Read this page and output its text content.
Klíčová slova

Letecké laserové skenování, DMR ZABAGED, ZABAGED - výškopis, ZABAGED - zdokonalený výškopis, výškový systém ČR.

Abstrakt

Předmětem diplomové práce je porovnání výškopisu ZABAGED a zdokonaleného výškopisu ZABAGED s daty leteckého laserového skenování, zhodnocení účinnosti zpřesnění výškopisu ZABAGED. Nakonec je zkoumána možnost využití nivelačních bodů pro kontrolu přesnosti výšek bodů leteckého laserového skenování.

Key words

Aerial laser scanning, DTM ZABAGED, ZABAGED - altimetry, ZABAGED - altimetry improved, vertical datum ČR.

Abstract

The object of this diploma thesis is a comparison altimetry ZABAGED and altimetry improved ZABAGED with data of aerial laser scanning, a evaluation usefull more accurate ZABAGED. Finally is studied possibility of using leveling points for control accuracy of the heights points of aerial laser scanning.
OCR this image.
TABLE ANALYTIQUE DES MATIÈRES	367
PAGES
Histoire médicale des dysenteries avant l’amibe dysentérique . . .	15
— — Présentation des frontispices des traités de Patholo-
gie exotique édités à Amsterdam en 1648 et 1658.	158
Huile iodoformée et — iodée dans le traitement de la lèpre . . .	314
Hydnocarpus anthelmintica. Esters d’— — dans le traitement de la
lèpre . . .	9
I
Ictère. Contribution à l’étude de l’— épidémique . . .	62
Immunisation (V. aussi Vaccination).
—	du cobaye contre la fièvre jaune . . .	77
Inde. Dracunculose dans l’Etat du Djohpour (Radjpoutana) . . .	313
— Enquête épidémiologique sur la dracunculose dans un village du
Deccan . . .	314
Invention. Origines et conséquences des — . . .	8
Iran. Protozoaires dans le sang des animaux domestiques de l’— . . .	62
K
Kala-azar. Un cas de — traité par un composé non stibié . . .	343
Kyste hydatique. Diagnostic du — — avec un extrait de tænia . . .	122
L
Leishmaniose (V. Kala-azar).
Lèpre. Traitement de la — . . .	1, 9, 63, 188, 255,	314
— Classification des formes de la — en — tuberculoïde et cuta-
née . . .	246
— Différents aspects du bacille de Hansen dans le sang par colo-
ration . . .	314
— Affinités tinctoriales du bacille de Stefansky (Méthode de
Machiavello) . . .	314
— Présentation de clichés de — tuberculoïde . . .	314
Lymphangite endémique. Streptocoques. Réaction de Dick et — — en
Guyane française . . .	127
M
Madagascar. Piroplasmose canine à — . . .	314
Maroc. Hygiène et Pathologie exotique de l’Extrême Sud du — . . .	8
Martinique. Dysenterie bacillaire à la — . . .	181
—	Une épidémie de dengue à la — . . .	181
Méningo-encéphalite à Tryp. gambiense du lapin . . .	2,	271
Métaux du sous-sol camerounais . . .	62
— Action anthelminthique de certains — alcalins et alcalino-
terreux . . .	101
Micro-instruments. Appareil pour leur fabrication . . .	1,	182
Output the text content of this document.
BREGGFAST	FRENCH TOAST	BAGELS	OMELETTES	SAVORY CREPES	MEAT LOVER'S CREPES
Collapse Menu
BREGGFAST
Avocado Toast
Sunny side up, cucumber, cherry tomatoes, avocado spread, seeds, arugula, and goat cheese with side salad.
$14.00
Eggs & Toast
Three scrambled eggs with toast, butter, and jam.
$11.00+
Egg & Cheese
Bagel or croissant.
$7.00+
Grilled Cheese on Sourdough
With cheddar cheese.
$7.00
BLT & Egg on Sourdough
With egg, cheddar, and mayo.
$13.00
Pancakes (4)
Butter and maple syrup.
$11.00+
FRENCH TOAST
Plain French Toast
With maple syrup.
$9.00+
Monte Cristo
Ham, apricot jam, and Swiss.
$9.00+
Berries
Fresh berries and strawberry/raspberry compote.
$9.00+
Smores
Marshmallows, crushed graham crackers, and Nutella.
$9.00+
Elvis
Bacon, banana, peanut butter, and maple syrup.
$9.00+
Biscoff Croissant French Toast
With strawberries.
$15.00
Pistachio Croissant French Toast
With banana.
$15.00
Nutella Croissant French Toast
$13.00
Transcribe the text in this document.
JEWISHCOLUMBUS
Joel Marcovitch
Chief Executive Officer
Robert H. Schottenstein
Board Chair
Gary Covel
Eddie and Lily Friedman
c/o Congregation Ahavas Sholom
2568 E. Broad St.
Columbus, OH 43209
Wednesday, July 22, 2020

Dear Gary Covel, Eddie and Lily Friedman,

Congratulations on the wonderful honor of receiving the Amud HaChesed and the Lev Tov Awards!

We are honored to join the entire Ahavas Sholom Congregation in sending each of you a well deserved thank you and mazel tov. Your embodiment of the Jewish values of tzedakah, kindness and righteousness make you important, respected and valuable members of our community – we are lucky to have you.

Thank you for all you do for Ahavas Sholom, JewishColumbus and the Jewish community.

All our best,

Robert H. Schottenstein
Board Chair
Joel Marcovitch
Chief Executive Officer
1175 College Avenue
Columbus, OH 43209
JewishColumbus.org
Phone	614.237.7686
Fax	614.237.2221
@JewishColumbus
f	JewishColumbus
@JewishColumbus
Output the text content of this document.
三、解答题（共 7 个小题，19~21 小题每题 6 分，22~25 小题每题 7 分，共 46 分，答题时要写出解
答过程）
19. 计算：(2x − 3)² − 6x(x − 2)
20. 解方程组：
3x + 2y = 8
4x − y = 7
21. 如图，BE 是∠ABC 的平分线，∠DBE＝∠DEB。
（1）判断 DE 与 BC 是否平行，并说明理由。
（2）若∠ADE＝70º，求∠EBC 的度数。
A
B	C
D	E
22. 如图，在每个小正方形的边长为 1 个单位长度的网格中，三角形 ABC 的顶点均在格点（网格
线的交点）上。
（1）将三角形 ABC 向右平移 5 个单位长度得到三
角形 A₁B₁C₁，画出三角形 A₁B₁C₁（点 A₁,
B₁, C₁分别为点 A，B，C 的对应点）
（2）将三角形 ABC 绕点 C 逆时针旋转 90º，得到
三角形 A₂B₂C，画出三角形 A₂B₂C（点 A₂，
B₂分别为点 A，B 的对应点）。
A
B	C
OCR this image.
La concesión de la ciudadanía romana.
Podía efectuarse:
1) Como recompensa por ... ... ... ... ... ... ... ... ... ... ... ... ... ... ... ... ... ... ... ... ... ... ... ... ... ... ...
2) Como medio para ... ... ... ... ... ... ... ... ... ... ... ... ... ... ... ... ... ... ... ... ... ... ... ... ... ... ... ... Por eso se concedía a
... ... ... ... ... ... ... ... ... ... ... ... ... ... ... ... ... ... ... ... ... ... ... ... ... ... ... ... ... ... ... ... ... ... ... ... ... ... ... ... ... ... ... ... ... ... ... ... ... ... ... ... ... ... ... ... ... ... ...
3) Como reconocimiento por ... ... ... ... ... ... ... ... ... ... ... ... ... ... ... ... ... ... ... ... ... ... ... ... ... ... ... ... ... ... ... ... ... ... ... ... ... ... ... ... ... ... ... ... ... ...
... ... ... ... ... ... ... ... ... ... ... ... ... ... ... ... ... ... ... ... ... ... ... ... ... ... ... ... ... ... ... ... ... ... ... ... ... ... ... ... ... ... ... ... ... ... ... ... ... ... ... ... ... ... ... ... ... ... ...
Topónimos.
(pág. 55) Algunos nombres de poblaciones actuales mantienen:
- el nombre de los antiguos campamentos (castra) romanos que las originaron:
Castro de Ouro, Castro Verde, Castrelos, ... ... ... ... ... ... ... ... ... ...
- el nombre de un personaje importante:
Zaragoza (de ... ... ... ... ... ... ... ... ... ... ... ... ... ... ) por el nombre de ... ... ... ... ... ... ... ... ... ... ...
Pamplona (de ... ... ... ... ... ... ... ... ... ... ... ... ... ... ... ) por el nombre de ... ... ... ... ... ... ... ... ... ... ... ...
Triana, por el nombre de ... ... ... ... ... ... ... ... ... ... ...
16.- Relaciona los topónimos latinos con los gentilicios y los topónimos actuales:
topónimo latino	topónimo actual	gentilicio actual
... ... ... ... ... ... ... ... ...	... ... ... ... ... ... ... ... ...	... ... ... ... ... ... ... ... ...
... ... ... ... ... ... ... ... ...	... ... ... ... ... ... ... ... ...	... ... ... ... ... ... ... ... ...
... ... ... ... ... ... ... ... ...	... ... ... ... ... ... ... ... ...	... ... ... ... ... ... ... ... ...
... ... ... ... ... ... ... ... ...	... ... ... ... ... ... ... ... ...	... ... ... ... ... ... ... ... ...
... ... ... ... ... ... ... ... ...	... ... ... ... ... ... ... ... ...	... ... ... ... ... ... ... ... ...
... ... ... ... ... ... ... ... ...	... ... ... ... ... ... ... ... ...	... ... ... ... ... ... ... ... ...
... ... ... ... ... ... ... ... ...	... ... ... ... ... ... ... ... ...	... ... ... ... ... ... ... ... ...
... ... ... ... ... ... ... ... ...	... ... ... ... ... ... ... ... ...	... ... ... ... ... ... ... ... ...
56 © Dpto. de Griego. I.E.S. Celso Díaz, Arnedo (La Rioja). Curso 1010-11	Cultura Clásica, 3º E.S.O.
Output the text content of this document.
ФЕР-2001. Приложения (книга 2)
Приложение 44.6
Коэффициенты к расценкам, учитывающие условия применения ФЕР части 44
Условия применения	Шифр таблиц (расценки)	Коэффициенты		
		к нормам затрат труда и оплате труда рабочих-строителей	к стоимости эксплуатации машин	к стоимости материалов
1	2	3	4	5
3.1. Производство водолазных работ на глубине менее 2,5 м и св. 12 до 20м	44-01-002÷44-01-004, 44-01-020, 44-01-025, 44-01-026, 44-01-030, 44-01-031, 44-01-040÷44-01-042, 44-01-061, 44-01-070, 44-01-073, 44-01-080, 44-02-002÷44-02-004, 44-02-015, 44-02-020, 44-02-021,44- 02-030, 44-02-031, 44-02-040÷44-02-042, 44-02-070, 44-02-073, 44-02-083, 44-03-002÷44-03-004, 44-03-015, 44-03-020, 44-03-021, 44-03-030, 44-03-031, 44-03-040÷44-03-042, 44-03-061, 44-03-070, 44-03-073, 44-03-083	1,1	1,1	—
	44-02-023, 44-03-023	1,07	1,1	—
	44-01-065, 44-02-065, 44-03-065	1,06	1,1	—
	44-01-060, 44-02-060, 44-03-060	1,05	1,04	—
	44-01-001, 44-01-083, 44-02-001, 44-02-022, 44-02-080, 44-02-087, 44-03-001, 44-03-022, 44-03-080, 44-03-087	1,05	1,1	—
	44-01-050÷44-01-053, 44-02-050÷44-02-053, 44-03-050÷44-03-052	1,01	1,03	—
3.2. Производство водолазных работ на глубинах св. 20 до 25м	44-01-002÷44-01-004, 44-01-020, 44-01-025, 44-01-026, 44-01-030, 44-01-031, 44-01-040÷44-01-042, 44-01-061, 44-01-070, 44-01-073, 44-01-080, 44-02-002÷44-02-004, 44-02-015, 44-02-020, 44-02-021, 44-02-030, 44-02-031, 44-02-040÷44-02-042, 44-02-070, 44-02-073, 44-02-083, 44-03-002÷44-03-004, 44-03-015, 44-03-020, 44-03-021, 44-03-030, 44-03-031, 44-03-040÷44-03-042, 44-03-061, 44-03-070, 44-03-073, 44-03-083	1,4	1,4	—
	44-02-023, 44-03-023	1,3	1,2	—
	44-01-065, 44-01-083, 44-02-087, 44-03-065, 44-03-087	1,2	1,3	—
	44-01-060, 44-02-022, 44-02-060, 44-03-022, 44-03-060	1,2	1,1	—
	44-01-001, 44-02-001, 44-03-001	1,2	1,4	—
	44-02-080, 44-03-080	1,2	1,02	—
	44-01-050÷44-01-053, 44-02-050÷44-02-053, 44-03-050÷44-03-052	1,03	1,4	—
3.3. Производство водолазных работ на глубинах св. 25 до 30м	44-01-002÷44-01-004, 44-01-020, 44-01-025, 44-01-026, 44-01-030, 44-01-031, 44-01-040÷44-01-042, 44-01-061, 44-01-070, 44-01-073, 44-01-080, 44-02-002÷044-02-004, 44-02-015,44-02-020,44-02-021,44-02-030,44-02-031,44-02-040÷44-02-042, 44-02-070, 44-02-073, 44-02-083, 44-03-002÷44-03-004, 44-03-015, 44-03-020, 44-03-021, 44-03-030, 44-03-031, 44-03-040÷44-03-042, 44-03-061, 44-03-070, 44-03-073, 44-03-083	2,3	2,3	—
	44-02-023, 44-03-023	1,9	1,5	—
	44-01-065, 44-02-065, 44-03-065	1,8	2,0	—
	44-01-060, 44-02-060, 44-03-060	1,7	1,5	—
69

## REQUIRED TASK
Look through the data above. Copy every line with the string "применения" in it.

## RIGHT ANSWER
Коэффициенты к расценкам, учитывающие условия применения ФЕР части 44
Условия применения	Шифр таблиц (расценки)	Коэффициенты		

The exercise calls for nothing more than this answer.